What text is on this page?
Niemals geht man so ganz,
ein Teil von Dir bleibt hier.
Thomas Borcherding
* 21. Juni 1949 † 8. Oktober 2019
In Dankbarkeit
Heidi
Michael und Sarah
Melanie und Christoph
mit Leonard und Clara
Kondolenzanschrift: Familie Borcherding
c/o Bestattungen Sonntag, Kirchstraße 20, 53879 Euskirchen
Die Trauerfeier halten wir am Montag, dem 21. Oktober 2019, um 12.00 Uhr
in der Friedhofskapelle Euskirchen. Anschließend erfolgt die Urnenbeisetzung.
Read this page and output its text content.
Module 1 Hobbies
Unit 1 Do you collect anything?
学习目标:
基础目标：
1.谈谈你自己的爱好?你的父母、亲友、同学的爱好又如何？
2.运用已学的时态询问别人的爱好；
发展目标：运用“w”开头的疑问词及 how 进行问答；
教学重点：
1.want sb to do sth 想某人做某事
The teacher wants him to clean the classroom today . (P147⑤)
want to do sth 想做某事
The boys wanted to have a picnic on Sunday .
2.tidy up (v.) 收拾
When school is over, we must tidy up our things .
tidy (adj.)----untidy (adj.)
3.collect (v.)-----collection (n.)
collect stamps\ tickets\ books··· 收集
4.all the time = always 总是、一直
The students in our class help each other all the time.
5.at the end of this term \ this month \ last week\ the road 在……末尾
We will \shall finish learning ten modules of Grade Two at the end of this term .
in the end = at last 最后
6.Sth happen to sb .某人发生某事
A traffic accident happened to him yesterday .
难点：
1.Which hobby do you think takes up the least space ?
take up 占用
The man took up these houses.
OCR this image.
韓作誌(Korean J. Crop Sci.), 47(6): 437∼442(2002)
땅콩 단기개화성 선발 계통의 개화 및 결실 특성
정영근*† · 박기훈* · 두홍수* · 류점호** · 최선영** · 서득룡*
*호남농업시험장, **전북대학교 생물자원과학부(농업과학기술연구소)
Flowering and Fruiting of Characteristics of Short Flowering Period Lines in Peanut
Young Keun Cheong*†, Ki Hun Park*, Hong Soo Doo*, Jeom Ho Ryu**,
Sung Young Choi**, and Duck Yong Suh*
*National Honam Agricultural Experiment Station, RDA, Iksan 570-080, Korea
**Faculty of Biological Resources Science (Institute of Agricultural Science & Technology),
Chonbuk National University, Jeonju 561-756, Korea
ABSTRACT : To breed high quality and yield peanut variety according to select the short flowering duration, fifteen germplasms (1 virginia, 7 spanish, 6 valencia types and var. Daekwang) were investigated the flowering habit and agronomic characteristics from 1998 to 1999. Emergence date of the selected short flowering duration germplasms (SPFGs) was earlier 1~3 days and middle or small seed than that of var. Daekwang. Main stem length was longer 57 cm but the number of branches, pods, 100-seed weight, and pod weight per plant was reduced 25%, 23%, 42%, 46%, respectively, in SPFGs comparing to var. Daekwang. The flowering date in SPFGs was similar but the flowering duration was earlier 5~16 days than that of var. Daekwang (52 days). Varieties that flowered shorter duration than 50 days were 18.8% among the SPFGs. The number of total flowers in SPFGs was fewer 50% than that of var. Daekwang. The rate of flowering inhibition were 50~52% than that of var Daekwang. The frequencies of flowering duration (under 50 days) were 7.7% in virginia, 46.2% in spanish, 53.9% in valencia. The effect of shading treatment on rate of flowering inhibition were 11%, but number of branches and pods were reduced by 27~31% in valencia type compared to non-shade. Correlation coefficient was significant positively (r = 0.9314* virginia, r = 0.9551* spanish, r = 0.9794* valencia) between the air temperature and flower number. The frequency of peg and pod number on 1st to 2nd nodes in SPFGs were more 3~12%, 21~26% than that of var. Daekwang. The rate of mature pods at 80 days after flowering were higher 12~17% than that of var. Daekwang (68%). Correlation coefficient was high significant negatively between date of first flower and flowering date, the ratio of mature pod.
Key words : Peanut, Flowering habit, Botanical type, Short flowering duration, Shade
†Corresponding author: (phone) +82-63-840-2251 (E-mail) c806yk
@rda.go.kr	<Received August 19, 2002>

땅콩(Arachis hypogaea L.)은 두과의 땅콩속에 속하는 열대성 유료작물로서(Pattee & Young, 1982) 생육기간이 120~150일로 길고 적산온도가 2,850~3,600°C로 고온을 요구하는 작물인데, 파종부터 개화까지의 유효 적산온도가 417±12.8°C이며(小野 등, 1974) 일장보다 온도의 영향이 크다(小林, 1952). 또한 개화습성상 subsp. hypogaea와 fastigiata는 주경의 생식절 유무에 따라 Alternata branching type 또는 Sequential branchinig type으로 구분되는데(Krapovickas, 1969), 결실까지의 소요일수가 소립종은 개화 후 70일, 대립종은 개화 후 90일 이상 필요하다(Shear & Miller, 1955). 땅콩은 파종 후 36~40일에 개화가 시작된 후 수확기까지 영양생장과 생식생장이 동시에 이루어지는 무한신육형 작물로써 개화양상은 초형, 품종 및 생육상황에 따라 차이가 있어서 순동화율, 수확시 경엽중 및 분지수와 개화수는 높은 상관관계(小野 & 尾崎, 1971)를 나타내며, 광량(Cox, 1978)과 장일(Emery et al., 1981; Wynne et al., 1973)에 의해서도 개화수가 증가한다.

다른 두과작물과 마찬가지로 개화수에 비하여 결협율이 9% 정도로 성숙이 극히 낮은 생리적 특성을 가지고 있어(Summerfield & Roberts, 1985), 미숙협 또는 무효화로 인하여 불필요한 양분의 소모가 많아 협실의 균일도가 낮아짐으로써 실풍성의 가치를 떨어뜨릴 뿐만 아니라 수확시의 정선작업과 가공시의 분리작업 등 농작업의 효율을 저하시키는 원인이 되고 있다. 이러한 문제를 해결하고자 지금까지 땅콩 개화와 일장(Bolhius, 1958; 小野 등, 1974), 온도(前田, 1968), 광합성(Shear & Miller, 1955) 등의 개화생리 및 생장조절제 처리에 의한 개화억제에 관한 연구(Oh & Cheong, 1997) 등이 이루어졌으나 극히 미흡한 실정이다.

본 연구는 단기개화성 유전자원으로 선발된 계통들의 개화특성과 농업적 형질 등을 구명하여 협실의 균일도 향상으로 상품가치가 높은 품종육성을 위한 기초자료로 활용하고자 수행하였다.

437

========

**Your objective:** Every entry must be quoted exactly as it appears above.

**Task result:**
What text is on this page?
Niemals geht man so ganz,
ein Teil von Dir bleibt hier.
Thomas Borcherding
* 21. Juni 1949 † 8. Oktober 2019
In Dankbarkeit
Heidi
Michael und Sarah
Melanie und Christoph
mit Leonard und Clara
Kondolenzanschrift: Familie Borcherding
c/o Bestattungen Sonntag, Kirchstraße 20, 53879 Euskirchen
Die Trauerfeier halten wir am Montag, dem 21. Oktober 2019, um 12.00 Uhr
in der Friedhofskapelle Euskirchen. Anschließend erfolgt die Urnenbeisetzung.
Read this page and output its text content.
Module 1 Hobbies
Unit 1 Do you collect anything?
学习目标:
基础目标：
1.谈谈你自己的爱好?你的父母、亲友、同学的爱好又如何？
2.运用已学的时态询问别人的爱好；
发展目标：运用“w”开头的疑问词及 how 进行问答；
教学重点：
1.want sb to do sth 想某人做某事
The teacher wants him to clean the classroom today . (P147⑤)
want to do sth 想做某事
The boys wanted to have a picnic on Sunday .
2.tidy up (v.) 收拾
When school is over, we must tidy up our things .
tidy (adj.)----untidy (adj.)
3.collect (v.)-----collection (n.)
collect stamps\ tickets\ books··· 收集
4.all the time = always 总是、一直
The students in our class help each other all the time.
5.at the end of this term \ this month \ last week\ the road 在……末尾
We will \shall finish learning ten modules of Grade Two at the end of this term .
in the end = at last 最后
6.Sth happen to sb .某人发生某事
A traffic accident happened to him yesterday .
难点：
1.Which hobby do you think takes up the least space ?
take up 占用
The man took up these houses.
OCR this image.
韓作誌(Korean J. Crop Sci.), 47(6): 437∼442(2002)
땅콩 단기개화성 선발 계통의 개화 및 결실 특성
정영근*† · 박기훈* · 두홍수* · 류점호** · 최선영** · 서득룡*
*호남농업시험장, **전북대학교 생물자원과학부(농업과학기술연구소)
Flowering and Fruiting of Characteristics of Short Flowering Period Lines in Peanut
Young Keun Cheong*†, Ki Hun Park*, Hong Soo Doo*, Jeom Ho Ryu**,
Sung Young Choi**, and Duck Yong Suh*
*National Honam Agricultural Experiment Station, RDA, Iksan 570-080, Korea
**Faculty of Biological Resources Science (Institute of Agricultural Science & Technology),
Chonbuk National University, Jeonju 561-756, Korea
ABSTRACT : To breed high quality and yield peanut variety according to select the short flowering duration, fifteen germplasms (1 virginia, 7 spanish, 6 valencia types and var. Daekwang) were investigated the flowering habit and agronomic characteristics from 1998 to 1999. Emergence date of the selected short flowering duration germplasms (SPFGs) was earlier 1~3 days and middle or small seed than that of var. Daekwang. Main stem length was longer 57 cm but the number of branches, pods, 100-seed weight, and pod weight per plant was reduced 25%, 23%, 42%, 46%, respectively, in SPFGs comparing to var. Daekwang. The flowering date in SPFGs was similar but the flowering duration was earlier 5~16 days than that of var. Daekwang (52 days). Varieties that flowered shorter duration than 50 days were 18.8% among the SPFGs. The number of total flowers in SPFGs was fewer 50% than that of var. Daekwang. The rate of flowering inhibition were 50~52% than that of var Daekwang. The frequencies of flowering duration (under 50 days) were 7.7% in virginia, 46.2% in spanish, 53.9% in valencia. The effect of shading treatment on rate of flowering inhibition were 11%, but number of branches and pods were reduced by 27~31% in valencia type compared to non-shade. Correlation coefficient was significant positively (r = 0.9314* virginia, r = 0.9551* spanish, r = 0.9794* valencia) between the air temperature and flower number. The frequency of peg and pod number on 1st to 2nd nodes in SPFGs were more 3~12%, 21~26% than that of var. Daekwang. The rate of mature pods at 80 days after flowering were higher 12~17% than that of var. Daekwang (68%). Correlation coefficient was high significant negatively between date of first flower and flowering date, the ratio of mature pod.
Key words : Peanut, Flowering habit, Botanical type, Short flowering duration, Shade
†Corresponding author: (phone) +82-63-840-2251 (E-mail) c806yk
@rda.go.kr	<Received August 19, 2002>

땅콩(Arachis hypogaea L.)은 두과의 땅콩속에 속하는 열대성 유료작물로서(Pattee & Young, 1982) 생육기간이 120~150일로 길고 적산온도가 2,850~3,600°C로 고온을 요구하는 작물인데, 파종부터 개화까지의 유효 적산온도가 417±12.8°C이며(小野 등, 1974) 일장보다 온도의 영향이 크다(小林, 1952). 또한 개화습성상 subsp. hypogaea와 fastigiata는 주경의 생식절 유무에 따라 Alternata branching type 또는 Sequential branchinig type으로 구분되는데(Krapovickas, 1969), 결실까지의 소요일수가 소립종은 개화 후 70일, 대립종은 개화 후 90일 이상 필요하다(Shear & Miller, 1955). 땅콩은 파종 후 36~40일에 개화가 시작된 후 수확기까지 영양생장과 생식생장이 동시에 이루어지는 무한신육형 작물로써 개화양상은 초형, 품종 및 생육상황에 따라 차이가 있어서 순동화율, 수확시 경엽중 및 분지수와 개화수는 높은 상관관계(小野 & 尾崎, 1971)를 나타내며, 광량(Cox, 1978)과 장일(Emery et al., 1981; Wynne et al., 1973)에 의해서도 개화수가 증가한다.

다른 두과작물과 마찬가지로 개화수에 비하여 결협율이 9% 정도로 성숙이 극히 낮은 생리적 특성을 가지고 있어(Summerfield & Roberts, 1985), 미숙협 또는 무효화로 인하여 불필요한 양분의 소모가 많아 협실의 균일도가 낮아짐으로써 실풍성의 가치를 떨어뜨릴 뿐만 아니라 수확시의 정선작업과 가공시의 분리작업 등 농작업의 효율을 저하시키는 원인이 되고 있다. 이러한 문제를 해결하고자 지금까지 땅콩 개화와 일장(Bolhius, 1958; 小野 등, 1974), 온도(前田, 1968), 광합성(Shear & Miller, 1955) 등의 개화생리 및 생장조절제 처리에 의한 개화억제에 관한 연구(Oh & Cheong, 1997) 등이 이루어졌으나 극히 미흡한 실정이다.

본 연구는 단기개화성 유전자원으로 선발된 계통들의 개화특성과 농업적 형질 등을 구명하여 협실의 균일도 향상으로 상품가치가 높은 품종육성을 위한 기초자료로 활용하고자 수행하였다.

437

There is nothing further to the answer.